DATA SUPPLIED =
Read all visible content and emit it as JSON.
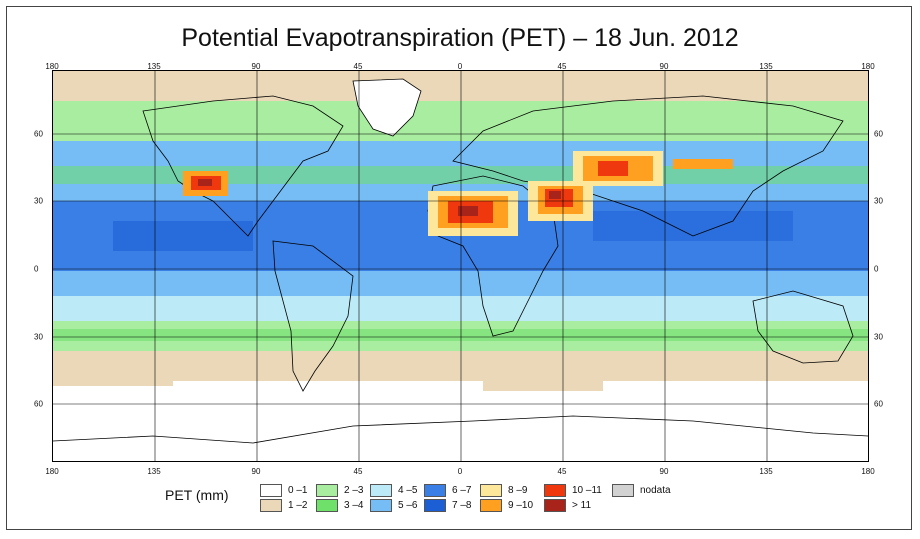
{
  "title": "Potential Evapotranspiration (PET) – 18 Jun. 2012",
  "lon_ticks_top": [
    "180",
    "135",
    "90",
    "45",
    "0",
    "45",
    "90",
    "135",
    "180"
  ],
  "lon_ticks_bottom": [
    "180",
    "135",
    "90",
    "45",
    "0",
    "45",
    "90",
    "135",
    "180"
  ],
  "lat_ticks_left": [
    "60",
    "30",
    "0",
    "30",
    "60"
  ],
  "lat_ticks_right": [
    "60",
    "30",
    "0",
    "30",
    "60"
  ],
  "legend": {
    "label": "PET (mm)",
    "items": [
      {
        "label": "0 –1",
        "color": "#ffffff"
      },
      {
        "label": "1 –2",
        "color": "#ead8b8"
      },
      {
        "label": "2 –3",
        "color": "#a9eea0"
      },
      {
        "label": "3 –4",
        "color": "#6fe06a"
      },
      {
        "label": "4 –5",
        "color": "#bdeaf7"
      },
      {
        "label": "5 –6",
        "color": "#76bdf5"
      },
      {
        "label": "6 –7",
        "color": "#3a7fe6"
      },
      {
        "label": "7 –8",
        "color": "#1c5ed4"
      },
      {
        "label": "8 –9",
        "color": "#fde79a"
      },
      {
        "label": "9 –10",
        "color": "#ffa020"
      },
      {
        "label": "10 –11",
        "color": "#f0380e"
      },
      {
        "label": "> 11",
        "color": "#a8241a"
      },
      {
        "label": "nodata",
        "color": "#d2d2d2"
      }
    ]
  }
}
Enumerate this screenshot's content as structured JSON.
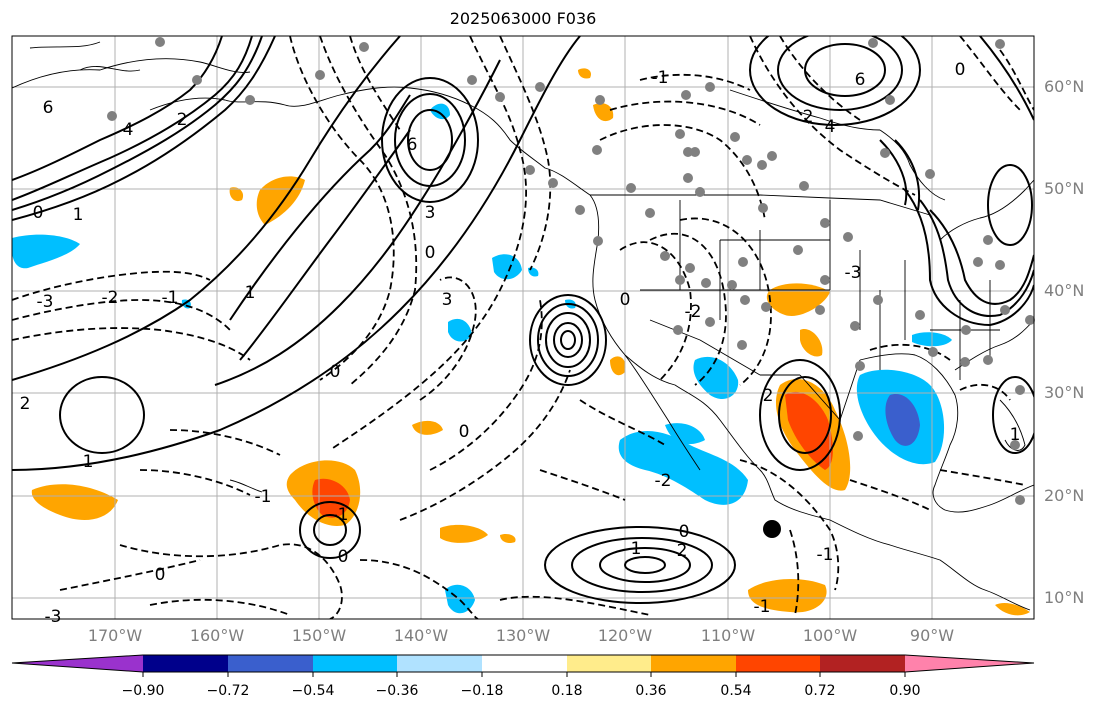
{
  "title": "2025063000 F036",
  "lat_labels": [
    "60°N",
    "50°N",
    "40°N",
    "30°N",
    "20°N",
    "10°N"
  ],
  "lon_labels": [
    "170°W",
    "160°W",
    "150°W",
    "140°W",
    "130°W",
    "120°W",
    "110°W",
    "100°W",
    "90°W"
  ],
  "colorbar": {
    "colors": [
      "#9a32cd",
      "#00008b",
      "#3a5fcd",
      "#00bfff",
      "#b0e2ff",
      "#ffffff",
      "#ffec8b",
      "#ffa500",
      "#ff4500",
      "#b22222",
      "#ff82ab"
    ],
    "tick_labels": [
      "−0.90",
      "−0.72",
      "−0.54",
      "−0.36",
      "−0.18",
      "0.18",
      "0.36",
      "0.54",
      "0.72",
      "0.90"
    ]
  },
  "contour_labels": [
    "6",
    "4",
    "2",
    "0",
    "1",
    "3",
    "6",
    "0",
    "-3",
    "-2",
    "-1",
    "1",
    "3",
    "0",
    "6",
    "4",
    "2",
    "0",
    "-1",
    "-2",
    "-3",
    "0",
    "1",
    "-1",
    "2",
    "0",
    "-1",
    "1",
    "2",
    "0",
    "-2",
    "-1",
    "-3",
    "0",
    "1",
    "2",
    "0",
    "-1"
  ],
  "colors": {
    "grid": "#b0b0b0",
    "coast": "#000000",
    "station": "#808080",
    "tick_text": "#7f7f7f"
  }
}
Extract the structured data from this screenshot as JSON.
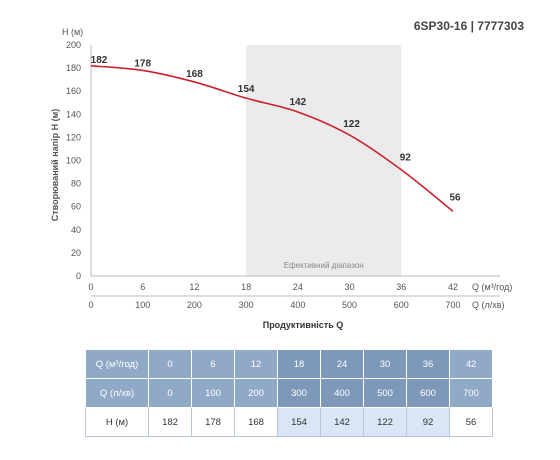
{
  "model_label": "6SP30-16 | 7777303",
  "colors": {
    "curve": "#cc1f2d",
    "band": "#ebebeb",
    "header": "#8fa9c6",
    "header_eff": "#7d98b8",
    "cell_eff": "#d9e6f5"
  },
  "chart_data": {
    "type": "line",
    "ylabel": "Створюваний напір Н (м)",
    "yunit": "Н (м)",
    "xlabel": "Продуктивність Q",
    "xunit_primary": "Q (м³/год)",
    "xunit_secondary": "Q (л/хв)",
    "ylim": [
      0,
      200
    ],
    "yticks": [
      0,
      20,
      40,
      60,
      80,
      100,
      120,
      140,
      160,
      180,
      200
    ],
    "xlim": [
      0,
      44
    ],
    "xticks": [
      0,
      6,
      12,
      18,
      24,
      30,
      36,
      42
    ],
    "xticks_secondary": [
      0,
      100,
      200,
      300,
      400,
      500,
      600,
      700
    ],
    "band": {
      "from": 18,
      "to": 36,
      "label": "Ефективний діапазон"
    },
    "grid": false,
    "series": [
      {
        "x": [
          0,
          6,
          12,
          18,
          24,
          30,
          36,
          42
        ],
        "values": [
          182,
          178,
          168,
          154,
          142,
          122,
          92,
          56
        ]
      }
    ]
  },
  "table": {
    "rows": [
      {
        "label": "Q (м³/год)",
        "cells": [
          "0",
          "6",
          "12",
          "18",
          "24",
          "30",
          "36",
          "42"
        ]
      },
      {
        "label": "Q (л/хв)",
        "cells": [
          "0",
          "100",
          "200",
          "300",
          "400",
          "500",
          "600",
          "700"
        ]
      },
      {
        "label": "Н (м)",
        "cells": [
          "182",
          "178",
          "168",
          "154",
          "142",
          "122",
          "92",
          "56"
        ]
      }
    ],
    "efficient_cols": [
      3,
      4,
      5,
      6
    ]
  }
}
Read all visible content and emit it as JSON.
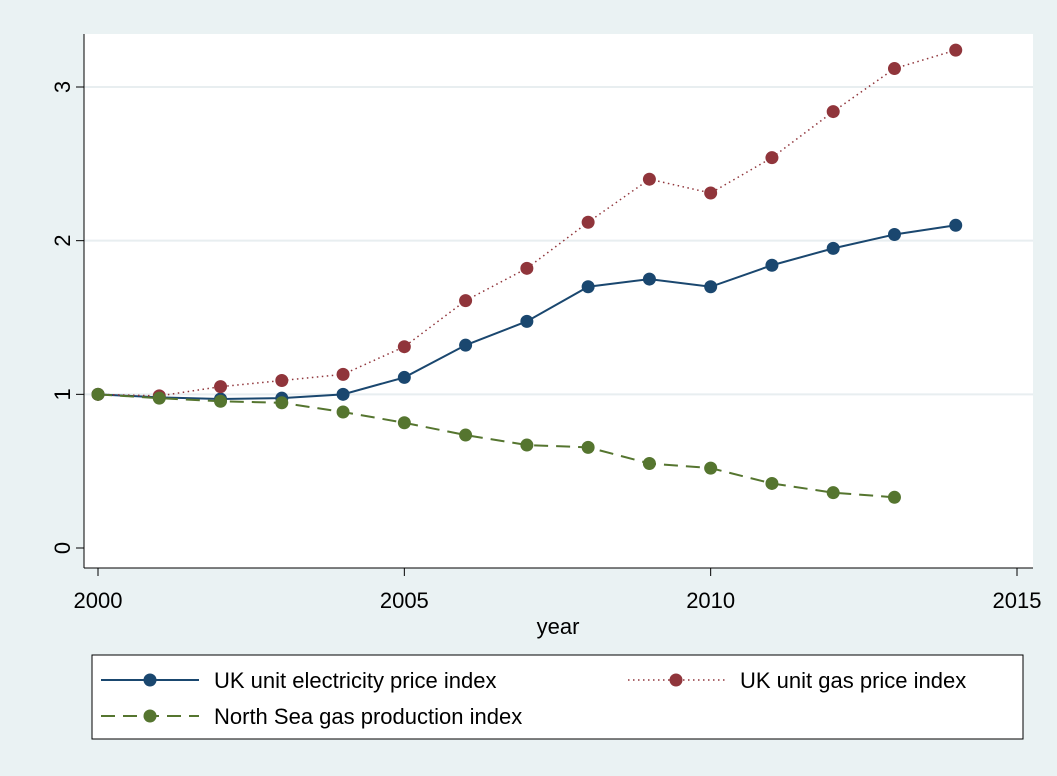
{
  "chart_data": {
    "type": "line",
    "title": "",
    "xlabel": "year",
    "ylabel": "",
    "xlim": [
      2000,
      2015
    ],
    "ylim": [
      0,
      3.3
    ],
    "xticks": [
      2000,
      2005,
      2010,
      2015
    ],
    "yticks": [
      0,
      1,
      2,
      3
    ],
    "grid": "horizontal",
    "legend_position": "bottom",
    "series": [
      {
        "name": "UK unit electricity price index",
        "color": "#1a476f",
        "style": "solid",
        "x": [
          2000,
          2001,
          2002,
          2003,
          2004,
          2005,
          2006,
          2007,
          2008,
          2009,
          2010,
          2011,
          2012,
          2013,
          2014
        ],
        "values": [
          1.0,
          0.98,
          0.97,
          0.975,
          1.0,
          1.11,
          1.32,
          1.475,
          1.7,
          1.75,
          1.7,
          1.84,
          1.95,
          2.04,
          2.1
        ]
      },
      {
        "name": "UK unit gas price index",
        "color": "#90353b",
        "style": "dotted",
        "x": [
          2000,
          2001,
          2002,
          2003,
          2004,
          2005,
          2006,
          2007,
          2008,
          2009,
          2010,
          2011,
          2012,
          2013,
          2014
        ],
        "values": [
          1.0,
          0.99,
          1.05,
          1.09,
          1.13,
          1.31,
          1.61,
          1.82,
          2.12,
          2.4,
          2.31,
          2.54,
          2.84,
          3.12,
          3.24
        ]
      },
      {
        "name": "North Sea gas production index",
        "color": "#55752f",
        "style": "dashed",
        "x": [
          2000,
          2001,
          2002,
          2003,
          2004,
          2005,
          2006,
          2007,
          2008,
          2009,
          2010,
          2011,
          2012,
          2013
        ],
        "values": [
          1.0,
          0.975,
          0.955,
          0.945,
          0.885,
          0.815,
          0.735,
          0.67,
          0.655,
          0.55,
          0.52,
          0.42,
          0.36,
          0.33
        ]
      }
    ]
  }
}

TASK DETAILS = Quote the data above in full and without alteration; skip the pictures.

WRITTEN SOLUTION =
Read all visible content and emit it as JSON.
{
  "title": "Potential Evapotranspiration (PET) – 18 Jun. 2012",
  "lon_ticks_top": [
    "180",
    "135",
    "90",
    "45",
    "0",
    "45",
    "90",
    "135",
    "180"
  ],
  "lon_ticks_bottom": [
    "180",
    "135",
    "90",
    "45",
    "0",
    "45",
    "90",
    "135",
    "180"
  ],
  "lat_ticks_left": [
    "60",
    "30",
    "0",
    "30",
    "60"
  ],
  "lat_ticks_right": [
    "60",
    "30",
    "0",
    "30",
    "60"
  ],
  "legend": {
    "label": "PET (mm)",
    "items": [
      {
        "label": "0 –1",
        "color": "#ffffff"
      },
      {
        "label": "1 –2",
        "color": "#ead8b8"
      },
      {
        "label": "2 –3",
        "color": "#a9eea0"
      },
      {
        "label": "3 –4",
        "color": "#6fe06a"
      },
      {
        "label": "4 –5",
        "color": "#bdeaf7"
      },
      {
        "label": "5 –6",
        "color": "#76bdf5"
      },
      {
        "label": "6 –7",
        "color": "#3a7fe6"
      },
      {
        "label": "7 –8",
        "color": "#1c5ed4"
      },
      {
        "label": "8 –9",
        "color": "#fde79a"
      },
      {
        "label": "9 –10",
        "color": "#ffa020"
      },
      {
        "label": "10 –11",
        "color": "#f0380e"
      },
      {
        "label": "> 11",
        "color": "#a8241a"
      },
      {
        "label": "nodata",
        "color": "#d2d2d2"
      }
    ]
  }
}
Enumerate this screenshot's content as structured JSON.
{
  "title": "2025063000 F036",
  "lat_labels": [
    "60°N",
    "50°N",
    "40°N",
    "30°N",
    "20°N",
    "10°N"
  ],
  "lon_labels": [
    "170°W",
    "160°W",
    "150°W",
    "140°W",
    "130°W",
    "120°W",
    "110°W",
    "100°W",
    "90°W"
  ],
  "colorbar": {
    "colors": [
      "#9a32cd",
      "#00008b",
      "#3a5fcd",
      "#00bfff",
      "#b0e2ff",
      "#ffffff",
      "#ffec8b",
      "#ffa500",
      "#ff4500",
      "#b22222",
      "#ff82ab"
    ],
    "tick_labels": [
      "−0.90",
      "−0.72",
      "−0.54",
      "−0.36",
      "−0.18",
      "0.18",
      "0.36",
      "0.54",
      "0.72",
      "0.90"
    ]
  },
  "contour_labels": [
    "6",
    "4",
    "2",
    "0",
    "1",
    "3",
    "6",
    "0",
    "-3",
    "-2",
    "-1",
    "1",
    "3",
    "0",
    "6",
    "4",
    "2",
    "0",
    "-1",
    "-2",
    "-3",
    "0",
    "1",
    "-1",
    "2",
    "0",
    "-1",
    "1",
    "2",
    "0",
    "-2",
    "-1",
    "-3",
    "0",
    "1",
    "2",
    "0",
    "-1"
  ],
  "colors": {
    "grid": "#b0b0b0",
    "coast": "#000000",
    "station": "#808080",
    "tick_text": "#7f7f7f"
  }
}
Extract the structured data from this screenshot as JSON.
{
  "model_label": "6SP30-16 | 7777303",
  "colors": {
    "curve": "#cc1f2d",
    "band": "#ebebeb",
    "header": "#8fa9c6",
    "header_eff": "#7d98b8",
    "cell_eff": "#d9e6f5"
  },
  "chart_data": {
    "type": "line",
    "ylabel": "Створюваний напір Н (м)",
    "yunit": "Н (м)",
    "xlabel": "Продуктивність Q",
    "xunit_primary": "Q (м³/год)",
    "xunit_secondary": "Q (л/хв)",
    "ylim": [
      0,
      200
    ],
    "yticks": [
      0,
      20,
      40,
      60,
      80,
      100,
      120,
      140,
      160,
      180,
      200
    ],
    "xlim": [
      0,
      44
    ],
    "xticks": [
      0,
      6,
      12,
      18,
      24,
      30,
      36,
      42
    ],
    "xticks_secondary": [
      0,
      100,
      200,
      300,
      400,
      500,
      600,
      700
    ],
    "band": {
      "from": 18,
      "to": 36,
      "label": "Ефективний діапазон"
    },
    "grid": false,
    "series": [
      {
        "x": [
          0,
          6,
          12,
          18,
          24,
          30,
          36,
          42
        ],
        "values": [
          182,
          178,
          168,
          154,
          142,
          122,
          92,
          56
        ]
      }
    ]
  },
  "table": {
    "rows": [
      {
        "label": "Q (м³/год)",
        "cells": [
          "0",
          "6",
          "12",
          "18",
          "24",
          "30",
          "36",
          "42"
        ]
      },
      {
        "label": "Q (л/хв)",
        "cells": [
          "0",
          "100",
          "200",
          "300",
          "400",
          "500",
          "600",
          "700"
        ]
      },
      {
        "label": "Н (м)",
        "cells": [
          "182",
          "178",
          "168",
          "154",
          "142",
          "122",
          "92",
          "56"
        ]
      }
    ],
    "efficient_cols": [
      3,
      4,
      5,
      6
    ]
  }
}
Read all visible content and emit it as JSON.
{
  "chart_data": {
    "type": "line",
    "title": "",
    "xlabel": "year",
    "ylabel": "",
    "xlim": [
      2000,
      2015
    ],
    "ylim": [
      0,
      3.3
    ],
    "xticks": [
      2000,
      2005,
      2010,
      2015
    ],
    "yticks": [
      0,
      1,
      2,
      3
    ],
    "grid": "horizontal",
    "legend_position": "bottom",
    "series": [
      {
        "name": "UK unit electricity price index",
        "color": "#1a476f",
        "style": "solid",
        "x": [
          2000,
          2001,
          2002,
          2003,
          2004,
          2005,
          2006,
          2007,
          2008,
          2009,
          2010,
          2011,
          2012,
          2013,
          2014
        ],
        "values": [
          1.0,
          0.98,
          0.97,
          0.975,
          1.0,
          1.11,
          1.32,
          1.475,
          1.7,
          1.75,
          1.7,
          1.84,
          1.95,
          2.04,
          2.1
        ]
      },
      {
        "name": "UK unit gas price index",
        "color": "#90353b",
        "style": "dotted",
        "x": [
          2000,
          2001,
          2002,
          2003,
          2004,
          2005,
          2006,
          2007,
          2008,
          2009,
          2010,
          2011,
          2012,
          2013,
          2014
        ],
        "values": [
          1.0,
          0.99,
          1.05,
          1.09,
          1.13,
          1.31,
          1.61,
          1.82,
          2.12,
          2.4,
          2.31,
          2.54,
          2.84,
          3.12,
          3.24
        ]
      },
      {
        "name": "North Sea gas production index",
        "color": "#55752f",
        "style": "dashed",
        "x": [
          2000,
          2001,
          2002,
          2003,
          2004,
          2005,
          2006,
          2007,
          2008,
          2009,
          2010,
          2011,
          2012,
          2013
        ],
        "values": [
          1.0,
          0.975,
          0.955,
          0.945,
          0.885,
          0.815,
          0.735,
          0.67,
          0.655,
          0.55,
          0.52,
          0.42,
          0.36,
          0.33
        ]
      }
    ]
  }
}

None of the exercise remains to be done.